• [Work to be completed] Locate every line below that contains the word "Матрица" and copy it.

• [Supplied entries]
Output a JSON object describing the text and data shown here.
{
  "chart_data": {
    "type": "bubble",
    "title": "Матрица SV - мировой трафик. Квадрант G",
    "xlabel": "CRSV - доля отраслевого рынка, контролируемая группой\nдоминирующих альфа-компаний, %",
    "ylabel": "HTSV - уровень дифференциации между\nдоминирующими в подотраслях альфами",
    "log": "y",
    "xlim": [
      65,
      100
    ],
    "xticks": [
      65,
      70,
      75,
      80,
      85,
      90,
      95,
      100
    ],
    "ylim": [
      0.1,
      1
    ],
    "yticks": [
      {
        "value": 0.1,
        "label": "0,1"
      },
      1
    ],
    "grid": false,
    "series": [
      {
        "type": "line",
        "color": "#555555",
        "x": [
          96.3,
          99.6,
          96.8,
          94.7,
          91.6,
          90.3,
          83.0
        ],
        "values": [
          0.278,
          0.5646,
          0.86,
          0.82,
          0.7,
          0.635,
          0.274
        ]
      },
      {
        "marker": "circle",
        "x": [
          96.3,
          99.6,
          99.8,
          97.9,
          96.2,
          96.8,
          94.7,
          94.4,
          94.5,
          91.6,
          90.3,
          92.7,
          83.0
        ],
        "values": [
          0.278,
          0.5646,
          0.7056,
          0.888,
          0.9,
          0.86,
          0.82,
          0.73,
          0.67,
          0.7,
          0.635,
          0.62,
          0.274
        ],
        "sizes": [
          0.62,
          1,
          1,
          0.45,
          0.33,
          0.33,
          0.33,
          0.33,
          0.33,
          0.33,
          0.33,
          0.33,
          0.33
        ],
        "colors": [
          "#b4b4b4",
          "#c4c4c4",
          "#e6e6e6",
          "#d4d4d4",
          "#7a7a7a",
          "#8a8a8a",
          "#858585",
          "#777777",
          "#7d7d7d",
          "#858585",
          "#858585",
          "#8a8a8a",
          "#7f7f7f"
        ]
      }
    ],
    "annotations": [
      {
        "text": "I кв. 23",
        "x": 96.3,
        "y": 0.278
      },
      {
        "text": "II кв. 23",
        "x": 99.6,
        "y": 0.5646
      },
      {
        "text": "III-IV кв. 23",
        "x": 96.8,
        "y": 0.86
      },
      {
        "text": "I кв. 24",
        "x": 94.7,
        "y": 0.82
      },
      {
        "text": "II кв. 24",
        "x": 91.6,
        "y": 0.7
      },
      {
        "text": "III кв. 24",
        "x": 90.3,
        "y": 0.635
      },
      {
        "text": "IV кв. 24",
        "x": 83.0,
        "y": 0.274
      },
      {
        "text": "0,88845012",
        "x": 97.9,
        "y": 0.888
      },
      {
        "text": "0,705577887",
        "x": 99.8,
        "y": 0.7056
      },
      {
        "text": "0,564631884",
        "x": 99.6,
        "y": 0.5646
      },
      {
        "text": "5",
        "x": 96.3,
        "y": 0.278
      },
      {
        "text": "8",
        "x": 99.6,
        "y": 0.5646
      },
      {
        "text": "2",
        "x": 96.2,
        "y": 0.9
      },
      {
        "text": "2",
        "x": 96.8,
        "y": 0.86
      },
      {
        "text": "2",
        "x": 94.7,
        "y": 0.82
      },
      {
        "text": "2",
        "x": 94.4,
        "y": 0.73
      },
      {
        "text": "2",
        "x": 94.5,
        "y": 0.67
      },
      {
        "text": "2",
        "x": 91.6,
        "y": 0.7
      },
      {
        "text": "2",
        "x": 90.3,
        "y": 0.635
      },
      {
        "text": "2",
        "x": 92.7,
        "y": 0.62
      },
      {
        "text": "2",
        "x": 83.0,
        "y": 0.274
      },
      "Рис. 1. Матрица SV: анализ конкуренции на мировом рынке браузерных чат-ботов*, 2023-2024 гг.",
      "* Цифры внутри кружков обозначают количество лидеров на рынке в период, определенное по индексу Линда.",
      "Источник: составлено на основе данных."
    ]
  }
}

• [Worked answer]
    "title": "Матрица SV - мировой трафик. Квадрант G",
      "Рис. 1. Матрица SV: анализ конкуренции на мировом рынке браузерных чат-ботов*, 2023-2024 гг.",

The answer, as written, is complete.